### Dataset records
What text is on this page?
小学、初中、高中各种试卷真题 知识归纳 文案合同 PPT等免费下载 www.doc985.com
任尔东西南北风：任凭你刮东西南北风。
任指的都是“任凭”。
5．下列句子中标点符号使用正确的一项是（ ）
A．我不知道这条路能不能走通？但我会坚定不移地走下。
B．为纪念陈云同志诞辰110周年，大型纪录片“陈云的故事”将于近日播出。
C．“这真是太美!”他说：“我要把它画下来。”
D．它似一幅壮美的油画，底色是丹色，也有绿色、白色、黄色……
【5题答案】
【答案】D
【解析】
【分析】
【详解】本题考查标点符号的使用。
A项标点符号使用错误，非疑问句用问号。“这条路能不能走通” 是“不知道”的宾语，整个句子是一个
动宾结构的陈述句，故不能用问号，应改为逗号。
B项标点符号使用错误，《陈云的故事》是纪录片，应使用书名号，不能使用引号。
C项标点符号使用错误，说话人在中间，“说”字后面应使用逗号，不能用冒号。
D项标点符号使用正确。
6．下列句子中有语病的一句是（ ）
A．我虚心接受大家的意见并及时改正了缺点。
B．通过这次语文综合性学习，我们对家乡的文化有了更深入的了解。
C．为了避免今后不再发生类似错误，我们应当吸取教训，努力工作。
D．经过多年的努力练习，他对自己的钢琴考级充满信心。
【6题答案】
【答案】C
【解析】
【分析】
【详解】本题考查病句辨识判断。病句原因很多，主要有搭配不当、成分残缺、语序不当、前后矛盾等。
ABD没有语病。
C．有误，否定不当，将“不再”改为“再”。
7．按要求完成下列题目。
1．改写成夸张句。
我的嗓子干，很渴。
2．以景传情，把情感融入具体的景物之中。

### Exercise aim
Retype every entry above, word for word.

### The output
What text is on this page?
小学、初中、高中各种试卷真题 知识归纳 文案合同 PPT等免费下载 www.doc985.com
任尔东西南北风：任凭你刮东西南北风。
任指的都是“任凭”。
5．下列句子中标点符号使用正确的一项是（ ）
A．我不知道这条路能不能走通？但我会坚定不移地走下。
B．为纪念陈云同志诞辰110周年，大型纪录片“陈云的故事”将于近日播出。
C．“这真是太美!”他说：“我要把它画下来。”
D．它似一幅壮美的油画，底色是丹色，也有绿色、白色、黄色……
【5题答案】
【答案】D
【解析】
【分析】
【详解】本题考查标点符号的使用。
A项标点符号使用错误，非疑问句用问号。“这条路能不能走通” 是“不知道”的宾语，整个句子是一个
动宾结构的陈述句，故不能用问号，应改为逗号。
B项标点符号使用错误，《陈云的故事》是纪录片，应使用书名号，不能使用引号。
C项标点符号使用错误，说话人在中间，“说”字后面应使用逗号，不能用冒号。
D项标点符号使用正确。
6．下列句子中有语病的一句是（ ）
A．我虚心接受大家的意见并及时改正了缺点。
B．通过这次语文综合性学习，我们对家乡的文化有了更深入的了解。
C．为了避免今后不再发生类似错误，我们应当吸取教训，努力工作。
D．经过多年的努力练习，他对自己的钢琴考级充满信心。
【6题答案】
【答案】C
【解析】
【分析】
【详解】本题考查病句辨识判断。病句原因很多，主要有搭配不当、成分残缺、语序不当、前后矛盾等。
ABD没有语病。
C．有误，否定不当，将“不再”改为“再”。
7．按要求完成下列题目。
1．改写成夸张句。
我的嗓子干，很渴。
2．以景传情，把情感融入具体的景物之中。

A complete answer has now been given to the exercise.